> **Problem description**
Copy out each line below that has the word "Улица" in it.

> **Extracted data entries**
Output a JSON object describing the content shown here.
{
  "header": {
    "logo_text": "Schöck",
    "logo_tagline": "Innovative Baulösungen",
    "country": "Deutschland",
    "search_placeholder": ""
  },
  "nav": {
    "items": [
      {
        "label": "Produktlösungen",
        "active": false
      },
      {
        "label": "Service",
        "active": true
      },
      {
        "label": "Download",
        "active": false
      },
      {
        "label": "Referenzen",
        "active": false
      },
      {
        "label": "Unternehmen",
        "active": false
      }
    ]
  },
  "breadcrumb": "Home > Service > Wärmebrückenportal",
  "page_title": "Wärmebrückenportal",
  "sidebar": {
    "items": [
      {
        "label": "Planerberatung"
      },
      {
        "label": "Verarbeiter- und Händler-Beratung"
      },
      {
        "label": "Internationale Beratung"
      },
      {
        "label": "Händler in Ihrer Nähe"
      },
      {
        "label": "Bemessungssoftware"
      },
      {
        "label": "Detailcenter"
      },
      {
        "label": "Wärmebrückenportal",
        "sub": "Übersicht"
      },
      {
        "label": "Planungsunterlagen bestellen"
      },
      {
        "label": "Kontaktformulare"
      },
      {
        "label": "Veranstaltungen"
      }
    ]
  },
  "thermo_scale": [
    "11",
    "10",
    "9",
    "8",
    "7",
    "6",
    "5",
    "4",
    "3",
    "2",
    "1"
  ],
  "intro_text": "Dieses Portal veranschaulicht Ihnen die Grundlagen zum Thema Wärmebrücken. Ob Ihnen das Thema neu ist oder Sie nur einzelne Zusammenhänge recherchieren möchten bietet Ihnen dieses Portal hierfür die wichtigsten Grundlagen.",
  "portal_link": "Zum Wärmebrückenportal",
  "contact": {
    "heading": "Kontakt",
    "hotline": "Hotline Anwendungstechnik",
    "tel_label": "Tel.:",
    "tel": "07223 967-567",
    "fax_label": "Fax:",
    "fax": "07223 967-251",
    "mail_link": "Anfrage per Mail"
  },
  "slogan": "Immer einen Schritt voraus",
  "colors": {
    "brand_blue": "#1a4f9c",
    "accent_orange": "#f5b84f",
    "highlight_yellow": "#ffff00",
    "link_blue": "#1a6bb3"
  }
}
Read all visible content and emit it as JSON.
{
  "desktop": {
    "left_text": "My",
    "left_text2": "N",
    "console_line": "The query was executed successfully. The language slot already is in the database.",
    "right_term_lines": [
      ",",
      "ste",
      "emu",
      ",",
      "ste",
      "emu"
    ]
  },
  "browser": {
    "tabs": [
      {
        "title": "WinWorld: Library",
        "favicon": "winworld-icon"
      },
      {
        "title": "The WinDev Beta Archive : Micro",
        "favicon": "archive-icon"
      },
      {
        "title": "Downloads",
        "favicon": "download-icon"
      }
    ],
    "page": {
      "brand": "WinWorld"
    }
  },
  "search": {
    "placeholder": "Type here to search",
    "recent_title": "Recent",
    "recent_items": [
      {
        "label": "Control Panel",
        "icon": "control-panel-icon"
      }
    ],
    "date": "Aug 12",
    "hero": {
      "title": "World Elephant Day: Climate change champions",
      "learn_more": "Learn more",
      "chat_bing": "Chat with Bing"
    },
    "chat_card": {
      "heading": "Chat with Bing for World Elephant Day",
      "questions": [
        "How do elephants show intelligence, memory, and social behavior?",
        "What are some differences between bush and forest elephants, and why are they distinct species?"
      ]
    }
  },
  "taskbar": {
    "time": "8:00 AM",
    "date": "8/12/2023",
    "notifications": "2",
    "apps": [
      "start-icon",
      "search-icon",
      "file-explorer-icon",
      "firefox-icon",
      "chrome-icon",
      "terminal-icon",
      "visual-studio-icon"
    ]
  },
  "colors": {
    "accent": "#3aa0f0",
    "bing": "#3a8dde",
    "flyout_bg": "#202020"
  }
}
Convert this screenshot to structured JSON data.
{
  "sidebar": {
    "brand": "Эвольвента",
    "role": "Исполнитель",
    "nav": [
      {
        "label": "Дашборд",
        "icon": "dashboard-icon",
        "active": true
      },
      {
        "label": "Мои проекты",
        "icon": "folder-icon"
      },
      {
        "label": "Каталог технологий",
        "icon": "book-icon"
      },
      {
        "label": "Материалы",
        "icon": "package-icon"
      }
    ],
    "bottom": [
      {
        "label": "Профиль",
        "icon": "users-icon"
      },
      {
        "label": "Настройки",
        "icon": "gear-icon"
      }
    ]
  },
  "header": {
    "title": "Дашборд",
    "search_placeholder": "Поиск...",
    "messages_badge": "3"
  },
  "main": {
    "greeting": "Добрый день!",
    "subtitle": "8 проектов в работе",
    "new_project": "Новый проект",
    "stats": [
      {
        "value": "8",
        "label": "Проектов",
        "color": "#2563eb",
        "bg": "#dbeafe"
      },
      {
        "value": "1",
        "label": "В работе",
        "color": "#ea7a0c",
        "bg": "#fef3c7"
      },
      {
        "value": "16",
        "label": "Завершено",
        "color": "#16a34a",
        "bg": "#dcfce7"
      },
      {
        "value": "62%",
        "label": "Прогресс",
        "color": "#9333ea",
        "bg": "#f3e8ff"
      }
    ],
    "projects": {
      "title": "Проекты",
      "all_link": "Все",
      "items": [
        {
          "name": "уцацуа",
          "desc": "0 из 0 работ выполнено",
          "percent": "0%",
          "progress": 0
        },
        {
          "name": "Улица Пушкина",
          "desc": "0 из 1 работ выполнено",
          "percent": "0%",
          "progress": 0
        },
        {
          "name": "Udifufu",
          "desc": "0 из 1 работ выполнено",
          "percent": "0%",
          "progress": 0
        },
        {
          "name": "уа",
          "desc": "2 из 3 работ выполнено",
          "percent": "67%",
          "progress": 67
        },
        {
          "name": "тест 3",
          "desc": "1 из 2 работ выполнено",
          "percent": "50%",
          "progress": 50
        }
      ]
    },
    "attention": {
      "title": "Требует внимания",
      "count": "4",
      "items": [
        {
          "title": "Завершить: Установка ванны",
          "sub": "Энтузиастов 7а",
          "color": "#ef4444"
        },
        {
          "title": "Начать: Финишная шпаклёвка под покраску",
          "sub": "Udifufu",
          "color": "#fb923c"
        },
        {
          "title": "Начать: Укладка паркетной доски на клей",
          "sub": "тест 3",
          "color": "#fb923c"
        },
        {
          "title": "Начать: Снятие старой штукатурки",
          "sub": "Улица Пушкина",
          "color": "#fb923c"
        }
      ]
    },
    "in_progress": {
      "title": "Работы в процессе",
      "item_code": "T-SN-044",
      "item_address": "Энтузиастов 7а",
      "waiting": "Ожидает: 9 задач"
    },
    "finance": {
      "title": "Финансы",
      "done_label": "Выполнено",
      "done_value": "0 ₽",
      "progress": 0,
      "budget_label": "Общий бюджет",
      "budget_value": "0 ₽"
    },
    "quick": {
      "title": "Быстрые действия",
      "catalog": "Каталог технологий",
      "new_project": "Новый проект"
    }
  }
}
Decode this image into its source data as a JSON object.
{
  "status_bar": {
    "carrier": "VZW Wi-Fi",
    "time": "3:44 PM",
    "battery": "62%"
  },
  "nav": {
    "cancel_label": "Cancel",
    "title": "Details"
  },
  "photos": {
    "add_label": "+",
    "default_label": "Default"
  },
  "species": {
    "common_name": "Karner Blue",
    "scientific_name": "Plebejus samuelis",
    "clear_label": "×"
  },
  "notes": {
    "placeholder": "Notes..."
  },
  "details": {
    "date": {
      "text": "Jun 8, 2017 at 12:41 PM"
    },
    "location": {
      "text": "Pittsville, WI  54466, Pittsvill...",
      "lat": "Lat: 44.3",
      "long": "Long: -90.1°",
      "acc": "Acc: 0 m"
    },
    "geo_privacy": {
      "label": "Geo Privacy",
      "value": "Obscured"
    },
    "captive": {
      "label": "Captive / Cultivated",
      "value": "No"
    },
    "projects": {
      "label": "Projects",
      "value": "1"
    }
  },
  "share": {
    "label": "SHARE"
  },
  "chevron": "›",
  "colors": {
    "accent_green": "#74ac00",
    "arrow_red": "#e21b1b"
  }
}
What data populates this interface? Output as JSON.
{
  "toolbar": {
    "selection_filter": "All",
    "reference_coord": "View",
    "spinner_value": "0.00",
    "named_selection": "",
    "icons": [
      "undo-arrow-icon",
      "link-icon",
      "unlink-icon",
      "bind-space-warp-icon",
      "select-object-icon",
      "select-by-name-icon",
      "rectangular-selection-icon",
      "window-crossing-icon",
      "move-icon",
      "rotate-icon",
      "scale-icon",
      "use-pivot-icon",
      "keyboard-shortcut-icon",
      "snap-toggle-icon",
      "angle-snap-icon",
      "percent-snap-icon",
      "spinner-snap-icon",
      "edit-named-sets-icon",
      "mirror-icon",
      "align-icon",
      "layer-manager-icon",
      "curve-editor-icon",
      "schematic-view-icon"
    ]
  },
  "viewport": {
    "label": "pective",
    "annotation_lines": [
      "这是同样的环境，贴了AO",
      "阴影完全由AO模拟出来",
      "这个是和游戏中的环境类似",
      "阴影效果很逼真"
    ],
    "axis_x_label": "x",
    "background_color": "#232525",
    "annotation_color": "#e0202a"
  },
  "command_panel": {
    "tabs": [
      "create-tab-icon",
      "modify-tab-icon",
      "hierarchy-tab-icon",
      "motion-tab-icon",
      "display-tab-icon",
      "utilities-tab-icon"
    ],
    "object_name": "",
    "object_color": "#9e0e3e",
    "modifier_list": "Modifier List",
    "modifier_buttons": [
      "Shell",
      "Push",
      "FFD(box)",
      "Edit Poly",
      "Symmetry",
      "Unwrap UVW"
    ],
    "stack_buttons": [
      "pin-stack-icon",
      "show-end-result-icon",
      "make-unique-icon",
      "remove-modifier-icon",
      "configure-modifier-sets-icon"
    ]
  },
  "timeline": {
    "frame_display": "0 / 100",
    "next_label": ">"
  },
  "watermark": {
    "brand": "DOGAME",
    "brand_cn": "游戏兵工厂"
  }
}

> **Full response**
          "name": "Улица Пушкина",
          "sub": "Улица Пушкина",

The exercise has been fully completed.